Written instruction: Can you retype every record below exactly as written?

━━━━━ Records provided

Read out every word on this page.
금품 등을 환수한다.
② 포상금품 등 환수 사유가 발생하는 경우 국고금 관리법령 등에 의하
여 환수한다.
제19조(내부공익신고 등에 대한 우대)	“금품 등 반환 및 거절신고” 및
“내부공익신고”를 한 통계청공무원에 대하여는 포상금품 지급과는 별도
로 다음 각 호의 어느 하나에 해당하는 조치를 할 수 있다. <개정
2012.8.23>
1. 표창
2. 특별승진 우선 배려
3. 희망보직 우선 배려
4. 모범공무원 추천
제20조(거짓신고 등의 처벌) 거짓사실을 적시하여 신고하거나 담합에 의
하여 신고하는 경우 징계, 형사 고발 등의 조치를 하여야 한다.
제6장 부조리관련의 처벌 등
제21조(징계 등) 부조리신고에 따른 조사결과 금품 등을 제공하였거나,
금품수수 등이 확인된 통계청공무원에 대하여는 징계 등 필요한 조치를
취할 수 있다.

━━━━━━━━━━

Output below:
Read out every word on this page.
금품 등을 환수한다.
② 포상금품 등 환수 사유가 발생하는 경우 국고금 관리법령 등에 의하
여 환수한다.
제19조(내부공익신고 등에 대한 우대)	“금품 등 반환 및 거절신고” 및
“내부공익신고”를 한 통계청공무원에 대하여는 포상금품 지급과는 별도
로 다음 각 호의 어느 하나에 해당하는 조치를 할 수 있다. <개정
2012.8.23>
1. 표창
2. 특별승진 우선 배려
3. 희망보직 우선 배려
4. 모범공무원 추천
제20조(거짓신고 등의 처벌) 거짓사실을 적시하여 신고하거나 담합에 의
하여 신고하는 경우 징계, 형사 고발 등의 조치를 하여야 한다.
제6장 부조리관련의 처벌 등
제21조(징계 등) 부조리신고에 따른 조사결과 금품 등을 제공하였거나,
금품수수 등이 확인된 통계청공무원에 대하여는 징계 등 필요한 조치를
취할 수 있다.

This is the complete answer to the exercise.